À noter que le statut des catastrophes naturelles risque de changer en raison des changements climatiques pour rejoindre les trois points cités précédemment, puisque de tels événements seront amenés à se produire plus souvent (2). Il est anticipé que l’intervention humanitaire joue un rôle de plus en plus important dans le soutien aux personnes sinistrées, passant possiblement d’un soutien ponctuel à un soutien de plus en plus récurrent. Particulièrement, si ces catastrophes touchent des régions où l’organisation sociale est déjà affaiblie, l’appui risque de devenir d’autant plus essentiel.

Des pratiques différentes

À cause des contextes aux différences marquées, la pratique de la médecine en soi est aussi différente. Dans un contexte où à peu près toutes les structures de la société et, par extension, du système de la santé ne tiennent plus et sont somme toute écroulées, différents champs de la médecine s’entrechoquent. La médecine que pratiquent les équipes en intervention dans ces contextes est un mélange de chirurgies, de traitement de blessés, de prévention et de gestion de la santé publique. En effet, les déplacements de masse et la sédentarisation temporaire dans des camps sont des phénomènes associés à un manque de ressources et de structures, et donc un fort risque d’insalubrité et de malnutrition. Ce genre de camps devient le foyer privilégié de la transmission d’infections. Des enjeux de santé publique pour ces regroupements deviennent très vite une priorité. La prévention entre en jeu dans la mesure où on veut rapidement acquérir les ressources nécessaires, dont de l’eau et des denrées, et réduire la densité populationnelle pour diminuer le plus possible la naissance et la propagation d’infections. Le traitement des personnes atteintes dans le cas d’infections rentre aussi en ligne de compte, en plus de la gestion des blessés, puisque ces situations se produisent souvent en situation de conflits, même armés.

LIGNES FOURNIES:
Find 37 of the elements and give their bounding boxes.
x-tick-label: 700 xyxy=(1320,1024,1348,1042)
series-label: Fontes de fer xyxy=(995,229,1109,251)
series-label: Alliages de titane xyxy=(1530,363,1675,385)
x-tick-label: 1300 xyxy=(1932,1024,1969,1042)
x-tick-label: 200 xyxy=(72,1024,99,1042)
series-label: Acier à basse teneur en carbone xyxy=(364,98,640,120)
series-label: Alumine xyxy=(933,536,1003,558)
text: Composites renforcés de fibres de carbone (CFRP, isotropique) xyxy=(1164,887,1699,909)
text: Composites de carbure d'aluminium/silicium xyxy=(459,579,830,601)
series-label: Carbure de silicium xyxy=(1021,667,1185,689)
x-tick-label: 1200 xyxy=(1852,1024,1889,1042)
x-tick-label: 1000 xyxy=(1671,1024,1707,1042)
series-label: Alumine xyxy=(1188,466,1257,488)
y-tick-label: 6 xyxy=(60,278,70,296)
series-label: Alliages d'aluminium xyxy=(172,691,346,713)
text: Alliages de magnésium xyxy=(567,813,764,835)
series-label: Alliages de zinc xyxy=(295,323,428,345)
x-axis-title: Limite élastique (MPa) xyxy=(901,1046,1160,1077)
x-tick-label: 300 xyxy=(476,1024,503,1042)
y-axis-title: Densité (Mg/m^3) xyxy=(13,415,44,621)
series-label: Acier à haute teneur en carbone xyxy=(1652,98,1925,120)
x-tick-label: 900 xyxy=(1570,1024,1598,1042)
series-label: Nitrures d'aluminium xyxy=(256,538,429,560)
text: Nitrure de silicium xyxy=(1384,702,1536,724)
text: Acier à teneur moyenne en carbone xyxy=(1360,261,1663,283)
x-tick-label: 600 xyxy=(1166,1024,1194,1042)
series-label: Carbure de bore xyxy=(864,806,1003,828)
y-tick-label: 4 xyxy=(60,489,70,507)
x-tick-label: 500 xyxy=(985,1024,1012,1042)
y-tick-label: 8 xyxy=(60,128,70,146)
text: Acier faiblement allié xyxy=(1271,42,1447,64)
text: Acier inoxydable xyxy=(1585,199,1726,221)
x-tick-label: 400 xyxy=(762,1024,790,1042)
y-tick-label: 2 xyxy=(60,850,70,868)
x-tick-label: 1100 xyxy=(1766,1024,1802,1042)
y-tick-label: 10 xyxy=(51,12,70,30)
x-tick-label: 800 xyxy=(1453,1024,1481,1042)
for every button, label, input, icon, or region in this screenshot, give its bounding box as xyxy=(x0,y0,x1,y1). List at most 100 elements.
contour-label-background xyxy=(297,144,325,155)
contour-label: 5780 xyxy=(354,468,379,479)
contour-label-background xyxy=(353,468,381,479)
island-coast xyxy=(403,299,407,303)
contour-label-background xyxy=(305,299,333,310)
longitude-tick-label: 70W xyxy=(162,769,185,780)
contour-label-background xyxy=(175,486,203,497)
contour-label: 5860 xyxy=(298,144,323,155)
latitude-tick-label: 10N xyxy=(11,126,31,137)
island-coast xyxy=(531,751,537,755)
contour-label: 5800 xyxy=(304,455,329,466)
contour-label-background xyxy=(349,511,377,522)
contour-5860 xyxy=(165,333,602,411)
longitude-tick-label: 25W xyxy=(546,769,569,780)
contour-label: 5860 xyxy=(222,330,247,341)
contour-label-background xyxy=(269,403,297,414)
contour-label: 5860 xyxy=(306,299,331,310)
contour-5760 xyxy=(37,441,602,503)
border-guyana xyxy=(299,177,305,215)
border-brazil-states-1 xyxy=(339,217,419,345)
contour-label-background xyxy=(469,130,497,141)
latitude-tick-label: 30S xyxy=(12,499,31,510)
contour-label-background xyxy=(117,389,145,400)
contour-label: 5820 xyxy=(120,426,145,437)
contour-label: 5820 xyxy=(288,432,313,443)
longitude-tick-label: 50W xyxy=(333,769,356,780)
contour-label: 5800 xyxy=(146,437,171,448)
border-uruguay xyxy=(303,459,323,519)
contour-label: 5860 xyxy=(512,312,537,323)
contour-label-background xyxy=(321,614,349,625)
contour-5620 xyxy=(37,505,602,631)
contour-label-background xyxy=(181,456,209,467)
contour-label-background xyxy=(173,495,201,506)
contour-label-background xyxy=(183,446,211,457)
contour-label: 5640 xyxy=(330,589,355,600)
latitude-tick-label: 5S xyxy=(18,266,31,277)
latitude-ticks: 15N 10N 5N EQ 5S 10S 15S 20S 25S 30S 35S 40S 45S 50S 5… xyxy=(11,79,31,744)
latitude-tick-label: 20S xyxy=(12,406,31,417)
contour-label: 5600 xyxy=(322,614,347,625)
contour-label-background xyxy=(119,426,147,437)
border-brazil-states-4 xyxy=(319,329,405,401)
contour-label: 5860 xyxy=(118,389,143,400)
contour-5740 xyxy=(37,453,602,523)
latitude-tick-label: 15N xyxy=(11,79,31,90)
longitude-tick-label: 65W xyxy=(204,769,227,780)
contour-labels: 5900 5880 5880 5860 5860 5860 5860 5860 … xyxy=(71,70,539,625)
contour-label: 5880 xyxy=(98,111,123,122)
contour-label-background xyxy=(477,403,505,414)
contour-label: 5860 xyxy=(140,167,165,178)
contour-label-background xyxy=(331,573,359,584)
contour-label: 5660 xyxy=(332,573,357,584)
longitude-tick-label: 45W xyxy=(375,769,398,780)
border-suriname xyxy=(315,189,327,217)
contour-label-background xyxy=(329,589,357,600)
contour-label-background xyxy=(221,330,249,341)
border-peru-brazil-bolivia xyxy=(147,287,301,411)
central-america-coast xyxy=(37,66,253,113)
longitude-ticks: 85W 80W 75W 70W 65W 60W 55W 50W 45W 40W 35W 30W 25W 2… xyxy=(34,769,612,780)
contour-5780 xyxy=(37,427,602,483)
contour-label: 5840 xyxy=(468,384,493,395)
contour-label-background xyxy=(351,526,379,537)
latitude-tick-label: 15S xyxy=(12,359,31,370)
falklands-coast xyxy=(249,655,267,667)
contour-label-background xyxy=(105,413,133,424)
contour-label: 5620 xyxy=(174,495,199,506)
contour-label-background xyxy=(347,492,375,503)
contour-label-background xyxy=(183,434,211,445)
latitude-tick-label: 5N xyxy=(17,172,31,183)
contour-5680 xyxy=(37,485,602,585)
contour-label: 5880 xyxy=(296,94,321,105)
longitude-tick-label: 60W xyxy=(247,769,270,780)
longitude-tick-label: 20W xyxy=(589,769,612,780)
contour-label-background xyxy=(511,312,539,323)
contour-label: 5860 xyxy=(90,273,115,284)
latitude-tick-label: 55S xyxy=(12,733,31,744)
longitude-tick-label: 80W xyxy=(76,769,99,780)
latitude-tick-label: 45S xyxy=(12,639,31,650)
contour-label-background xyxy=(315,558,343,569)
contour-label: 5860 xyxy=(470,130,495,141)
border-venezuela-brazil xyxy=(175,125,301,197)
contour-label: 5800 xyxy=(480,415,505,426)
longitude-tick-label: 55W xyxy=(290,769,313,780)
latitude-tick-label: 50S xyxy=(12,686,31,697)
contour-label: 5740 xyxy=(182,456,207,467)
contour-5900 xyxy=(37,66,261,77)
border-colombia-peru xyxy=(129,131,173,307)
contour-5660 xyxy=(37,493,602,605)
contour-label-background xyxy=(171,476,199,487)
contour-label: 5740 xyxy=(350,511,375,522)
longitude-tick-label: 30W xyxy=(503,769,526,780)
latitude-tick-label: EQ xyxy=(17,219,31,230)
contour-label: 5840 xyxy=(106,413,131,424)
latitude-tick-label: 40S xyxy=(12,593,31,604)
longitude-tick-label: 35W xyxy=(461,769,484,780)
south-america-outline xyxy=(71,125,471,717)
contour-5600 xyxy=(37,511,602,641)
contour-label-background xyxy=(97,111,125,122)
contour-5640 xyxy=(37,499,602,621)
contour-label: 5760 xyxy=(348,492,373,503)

CONSIGNES:
• A. D'après le texte étudié, pourquoi la santé publique devient-elle vite une priorité dans les camps de personnes déplacées ? Répondez en une à trois phrases.
• B. Restituez le passage du texte étudié sans rien y changer : commencez aux mots « À noter que » et arrêtez-vous après les mots « d’autant plus essentiel. ».
• C. Selon le texte étudié, de quoi se compose le mélange que forme la médecine pratiquée par les équipes en intervention ? Donnez la liste complète.

RÉPONSES PAR NUMÉRO:
• A. Les déplacements de masse et l'installation temporaire dans des camps vont de pair avec un manque de ressources et de structures. Cela entraîne un fort risque d'insalubrité et de malnutrition, et ces camps deviennent le foyer privilégié de la transmission d'infections.

• B.
À noter que le statut des catastrophes naturelles risque de changer en raison des changements climatiques pour rejoindre les trois points cités précédemment, puisque de tels événements seront amenés à se produire plus souvent (2). Il est anticipé que l’intervention humanitaire joue un rôle de plus en plus important dans le soutien aux personnes sinistrées, passant possiblement d’un soutien ponctuel à un soutien de plus en plus récurrent. Particulièrement, si ces catastrophes touchent des régions où l’organisation sociale est déjà affaiblie, l’appui risque de devenir d’autant plus essentiel.

• C.
- chirurgies
- traitement de blessés
- prévention
- gestion de la santé publique